▸ **Do this**
Print the records again, character for character.

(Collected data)
* start *
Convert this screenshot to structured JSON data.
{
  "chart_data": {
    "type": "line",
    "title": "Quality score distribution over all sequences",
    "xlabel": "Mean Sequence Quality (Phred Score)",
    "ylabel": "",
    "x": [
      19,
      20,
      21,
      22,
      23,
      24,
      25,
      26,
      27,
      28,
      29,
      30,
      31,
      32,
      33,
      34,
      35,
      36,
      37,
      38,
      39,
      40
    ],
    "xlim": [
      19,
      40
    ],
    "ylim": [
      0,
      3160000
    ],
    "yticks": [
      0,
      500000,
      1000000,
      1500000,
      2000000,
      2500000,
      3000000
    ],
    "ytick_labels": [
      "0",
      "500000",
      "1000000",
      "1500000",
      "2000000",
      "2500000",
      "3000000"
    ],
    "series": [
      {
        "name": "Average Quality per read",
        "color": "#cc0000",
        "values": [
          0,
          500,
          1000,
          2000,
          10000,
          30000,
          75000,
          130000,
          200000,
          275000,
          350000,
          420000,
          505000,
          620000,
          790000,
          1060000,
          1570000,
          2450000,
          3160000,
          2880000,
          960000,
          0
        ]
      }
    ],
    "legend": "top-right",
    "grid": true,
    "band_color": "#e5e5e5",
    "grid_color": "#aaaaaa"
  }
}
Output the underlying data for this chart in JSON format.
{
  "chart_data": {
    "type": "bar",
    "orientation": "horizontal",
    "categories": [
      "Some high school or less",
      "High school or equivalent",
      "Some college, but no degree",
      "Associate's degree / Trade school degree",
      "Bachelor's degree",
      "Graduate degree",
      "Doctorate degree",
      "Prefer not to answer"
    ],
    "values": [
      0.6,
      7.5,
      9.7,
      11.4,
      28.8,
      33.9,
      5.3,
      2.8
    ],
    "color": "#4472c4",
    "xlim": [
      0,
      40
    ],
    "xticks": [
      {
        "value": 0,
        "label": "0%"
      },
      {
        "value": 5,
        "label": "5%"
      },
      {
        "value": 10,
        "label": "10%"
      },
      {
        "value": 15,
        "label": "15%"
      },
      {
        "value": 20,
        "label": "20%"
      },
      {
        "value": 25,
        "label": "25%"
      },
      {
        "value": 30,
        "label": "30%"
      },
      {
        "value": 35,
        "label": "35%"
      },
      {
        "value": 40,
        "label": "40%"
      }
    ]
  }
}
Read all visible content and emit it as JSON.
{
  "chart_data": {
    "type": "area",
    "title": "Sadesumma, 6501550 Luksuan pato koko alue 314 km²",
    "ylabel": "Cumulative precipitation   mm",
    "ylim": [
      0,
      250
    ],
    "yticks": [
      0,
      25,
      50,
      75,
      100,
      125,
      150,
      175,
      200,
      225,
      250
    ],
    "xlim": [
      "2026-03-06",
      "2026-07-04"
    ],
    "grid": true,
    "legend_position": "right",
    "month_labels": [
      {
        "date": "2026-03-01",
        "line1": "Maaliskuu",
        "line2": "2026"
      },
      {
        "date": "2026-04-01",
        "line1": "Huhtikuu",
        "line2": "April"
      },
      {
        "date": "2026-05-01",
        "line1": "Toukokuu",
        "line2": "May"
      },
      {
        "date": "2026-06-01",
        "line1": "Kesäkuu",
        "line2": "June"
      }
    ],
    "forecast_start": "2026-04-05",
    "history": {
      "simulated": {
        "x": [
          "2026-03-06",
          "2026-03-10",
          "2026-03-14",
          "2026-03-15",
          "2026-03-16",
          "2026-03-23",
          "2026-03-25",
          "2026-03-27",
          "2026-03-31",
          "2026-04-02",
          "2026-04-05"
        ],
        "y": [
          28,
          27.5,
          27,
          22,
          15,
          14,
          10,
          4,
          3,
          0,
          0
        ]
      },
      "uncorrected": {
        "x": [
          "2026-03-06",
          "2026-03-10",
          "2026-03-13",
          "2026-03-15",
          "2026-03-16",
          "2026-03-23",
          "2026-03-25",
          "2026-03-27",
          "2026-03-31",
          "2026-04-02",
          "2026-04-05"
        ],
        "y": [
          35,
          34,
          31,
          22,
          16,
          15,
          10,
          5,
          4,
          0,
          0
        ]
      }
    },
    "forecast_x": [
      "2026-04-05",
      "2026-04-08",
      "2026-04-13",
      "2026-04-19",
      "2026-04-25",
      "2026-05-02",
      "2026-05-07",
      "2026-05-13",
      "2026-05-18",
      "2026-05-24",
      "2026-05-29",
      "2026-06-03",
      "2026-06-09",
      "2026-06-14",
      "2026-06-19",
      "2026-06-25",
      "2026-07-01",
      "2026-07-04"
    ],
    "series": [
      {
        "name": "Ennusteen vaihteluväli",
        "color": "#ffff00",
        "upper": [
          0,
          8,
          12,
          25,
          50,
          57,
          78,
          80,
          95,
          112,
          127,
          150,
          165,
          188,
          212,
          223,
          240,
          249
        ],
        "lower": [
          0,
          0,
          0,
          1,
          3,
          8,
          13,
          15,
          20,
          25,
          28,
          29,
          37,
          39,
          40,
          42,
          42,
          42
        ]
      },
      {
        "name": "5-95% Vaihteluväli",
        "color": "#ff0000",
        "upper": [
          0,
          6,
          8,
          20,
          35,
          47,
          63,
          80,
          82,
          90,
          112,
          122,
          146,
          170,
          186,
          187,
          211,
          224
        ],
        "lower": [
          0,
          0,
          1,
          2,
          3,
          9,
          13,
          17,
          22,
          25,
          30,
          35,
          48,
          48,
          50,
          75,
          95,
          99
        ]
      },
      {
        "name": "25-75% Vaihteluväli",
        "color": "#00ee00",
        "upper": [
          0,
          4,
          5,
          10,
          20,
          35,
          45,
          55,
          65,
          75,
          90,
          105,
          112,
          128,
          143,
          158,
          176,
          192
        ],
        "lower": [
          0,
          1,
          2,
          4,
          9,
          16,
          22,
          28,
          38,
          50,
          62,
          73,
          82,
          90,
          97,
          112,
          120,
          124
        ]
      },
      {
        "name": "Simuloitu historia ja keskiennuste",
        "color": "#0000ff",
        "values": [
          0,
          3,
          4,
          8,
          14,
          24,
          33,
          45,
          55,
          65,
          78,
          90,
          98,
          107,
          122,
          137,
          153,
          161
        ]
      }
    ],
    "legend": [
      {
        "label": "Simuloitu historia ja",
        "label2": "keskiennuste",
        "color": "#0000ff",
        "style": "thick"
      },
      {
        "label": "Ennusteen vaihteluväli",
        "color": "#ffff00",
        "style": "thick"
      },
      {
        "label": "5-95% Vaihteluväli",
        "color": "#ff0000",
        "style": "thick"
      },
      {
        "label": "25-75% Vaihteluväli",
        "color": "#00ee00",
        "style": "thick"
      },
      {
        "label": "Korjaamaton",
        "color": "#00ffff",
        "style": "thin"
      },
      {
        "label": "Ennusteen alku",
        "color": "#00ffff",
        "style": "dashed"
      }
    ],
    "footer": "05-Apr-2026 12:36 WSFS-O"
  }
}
* end *
▸ **Correct answer**
Convert this screenshot to structured JSON data.
{
  "chart_data": {
    "type": "line",
    "title": "Quality score distribution over all sequences",
    "xlabel": "Mean Sequence Quality (Phred Score)",
    "ylabel": "",
    "x": [
      19,
      20,
      21,
      22,
      23,
      24,
      25,
      26,
      27,
      28,
      29,
      30,
      31,
      32,
      33,
      34,
      35,
      36,
      37,
      38,
      39,
      40
    ],
    "xlim": [
      19,
      40
    ],
    "ylim": [
      0,
      3160000
    ],
    "yticks": [
      0,
      500000,
      1000000,
      1500000,
      2000000,
      2500000,
      3000000
    ],
    "ytick_labels": [
      "0",
      "500000",
      "1000000",
      "1500000",
      "2000000",
      "2500000",
      "3000000"
    ],
    "series": [
      {
        "name": "Average Quality per read",
        "color": "#cc0000",
        "values": [
          0,
          500,
          1000,
          2000,
          10000,
          30000,
          75000,
          130000,
          200000,
          275000,
          350000,
          420000,
          505000,
          620000,
          790000,
          1060000,
          1570000,
          2450000,
          3160000,
          2880000,
          960000,
          0
        ]
      }
    ],
    "legend": "top-right",
    "grid": true,
    "band_color": "#e5e5e5",
    "grid_color": "#aaaaaa"
  }
}
Output the underlying data for this chart in JSON format.
{
  "chart_data": {
    "type": "bar",
    "orientation": "horizontal",
    "categories": [
      "Some high school or less",
      "High school or equivalent",
      "Some college, but no degree",
      "Associate's degree / Trade school degree",
      "Bachelor's degree",
      "Graduate degree",
      "Doctorate degree",
      "Prefer not to answer"
    ],
    "values": [
      0.6,
      7.5,
      9.7,
      11.4,
      28.8,
      33.9,
      5.3,
      2.8
    ],
    "color": "#4472c4",
    "xlim": [
      0,
      40
    ],
    "xticks": [
      {
        "value": 0,
        "label": "0%"
      },
      {
        "value": 5,
        "label": "5%"
      },
      {
        "value": 10,
        "label": "10%"
      },
      {
        "value": 15,
        "label": "15%"
      },
      {
        "value": 20,
        "label": "20%"
      },
      {
        "value": 25,
        "label": "25%"
      },
      {
        "value": 30,
        "label": "30%"
      },
      {
        "value": 35,
        "label": "35%"
      },
      {
        "value": 40,
        "label": "40%"
      }
    ]
  }
}
Read all visible content and emit it as JSON.
{
  "chart_data": {
    "type": "area",
    "title": "Sadesumma, 6501550 Luksuan pato koko alue 314 km²",
    "ylabel": "Cumulative precipitation   mm",
    "ylim": [
      0,
      250
    ],
    "yticks": [
      0,
      25,
      50,
      75,
      100,
      125,
      150,
      175,
      200,
      225,
      250
    ],
    "xlim": [
      "2026-03-06",
      "2026-07-04"
    ],
    "grid": true,
    "legend_position": "right",
    "month_labels": [
      {
        "date": "2026-03-01",
        "line1": "Maaliskuu",
        "line2": "2026"
      },
      {
        "date": "2026-04-01",
        "line1": "Huhtikuu",
        "line2": "April"
      },
      {
        "date": "2026-05-01",
        "line1": "Toukokuu",
        "line2": "May"
      },
      {
        "date": "2026-06-01",
        "line1": "Kesäkuu",
        "line2": "June"
      }
    ],
    "forecast_start": "2026-04-05",
    "history": {
      "simulated": {
        "x": [
          "2026-03-06",
          "2026-03-10",
          "2026-03-14",
          "2026-03-15",
          "2026-03-16",
          "2026-03-23",
          "2026-03-25",
          "2026-03-27",
          "2026-03-31",
          "2026-04-02",
          "2026-04-05"
        ],
        "y": [
          28,
          27.5,
          27,
          22,
          15,
          14,
          10,
          4,
          3,
          0,
          0
        ]
      },
      "uncorrected": {
        "x": [
          "2026-03-06",
          "2026-03-10",
          "2026-03-13",
          "2026-03-15",
          "2026-03-16",
          "2026-03-23",
          "2026-03-25",
          "2026-03-27",
          "2026-03-31",
          "2026-04-02",
          "2026-04-05"
        ],
        "y": [
          35,
          34,
          31,
          22,
          16,
          15,
          10,
          5,
          4,
          0,
          0
        ]
      }
    },
    "forecast_x": [
      "2026-04-05",
      "2026-04-08",
      "2026-04-13",
      "2026-04-19",
      "2026-04-25",
      "2026-05-02",
      "2026-05-07",
      "2026-05-13",
      "2026-05-18",
      "2026-05-24",
      "2026-05-29",
      "2026-06-03",
      "2026-06-09",
      "2026-06-14",
      "2026-06-19",
      "2026-06-25",
      "2026-07-01",
      "2026-07-04"
    ],
    "series": [
      {
        "name": "Ennusteen vaihteluväli",
        "color": "#ffff00",
        "upper": [
          0,
          8,
          12,
          25,
          50,
          57,
          78,
          80,
          95,
          112,
          127,
          150,
          165,
          188,
          212,
          223,
          240,
          249
        ],
        "lower": [
          0,
          0,
          0,
          1,
          3,
          8,
          13,
          15,
          20,
          25,
          28,
          29,
          37,
          39,
          40,
          42,
          42,
          42
        ]
      },
      {
        "name": "5-95% Vaihteluväli",
        "color": "#ff0000",
        "upper": [
          0,
          6,
          8,
          20,
          35,
          47,
          63,
          80,
          82,
          90,
          112,
          122,
          146,
          170,
          186,
          187,
          211,
          224
        ],
        "lower": [
          0,
          0,
          1,
          2,
          3,
          9,
          13,
          17,
          22,
          25,
          30,
          35,
          48,
          48,
          50,
          75,
          95,
          99
        ]
      },
      {
        "name": "25-75% Vaihteluväli",
        "color": "#00ee00",
        "upper": [
          0,
          4,
          5,
          10,
          20,
          35,
          45,
          55,
          65,
          75,
          90,
          105,
          112,
          128,
          143,
          158,
          176,
          192
        ],
        "lower": [
          0,
          1,
          2,
          4,
          9,
          16,
          22,
          28,
          38,
          50,
          62,
          73,
          82,
          90,
          97,
          112,
          120,
          124
        ]
      },
      {
        "name": "Simuloitu historia ja keskiennuste",
        "color": "#0000ff",
        "values": [
          0,
          3,
          4,
          8,
          14,
          24,
          33,
          45,
          55,
          65,
          78,
          90,
          98,
          107,
          122,
          137,
          153,
          161
        ]
      }
    ],
    "legend": [
      {
        "label": "Simuloitu historia ja",
        "label2": "keskiennuste",
        "color": "#0000ff",
        "style": "thick"
      },
      {
        "label": "Ennusteen vaihteluväli",
        "color": "#ffff00",
        "style": "thick"
      },
      {
        "label": "5-95% Vaihteluväli",
        "color": "#ff0000",
        "style": "thick"
      },
      {
        "label": "25-75% Vaihteluväli",
        "color": "#00ee00",
        "style": "thick"
      },
      {
        "label": "Korjaamaton",
        "color": "#00ffff",
        "style": "thin"
      },
      {
        "label": "Ennusteen alku",
        "color": "#00ffff",
        "style": "dashed"
      }
    ],
    "footer": "05-Apr-2026 12:36 WSFS-O"
  }
}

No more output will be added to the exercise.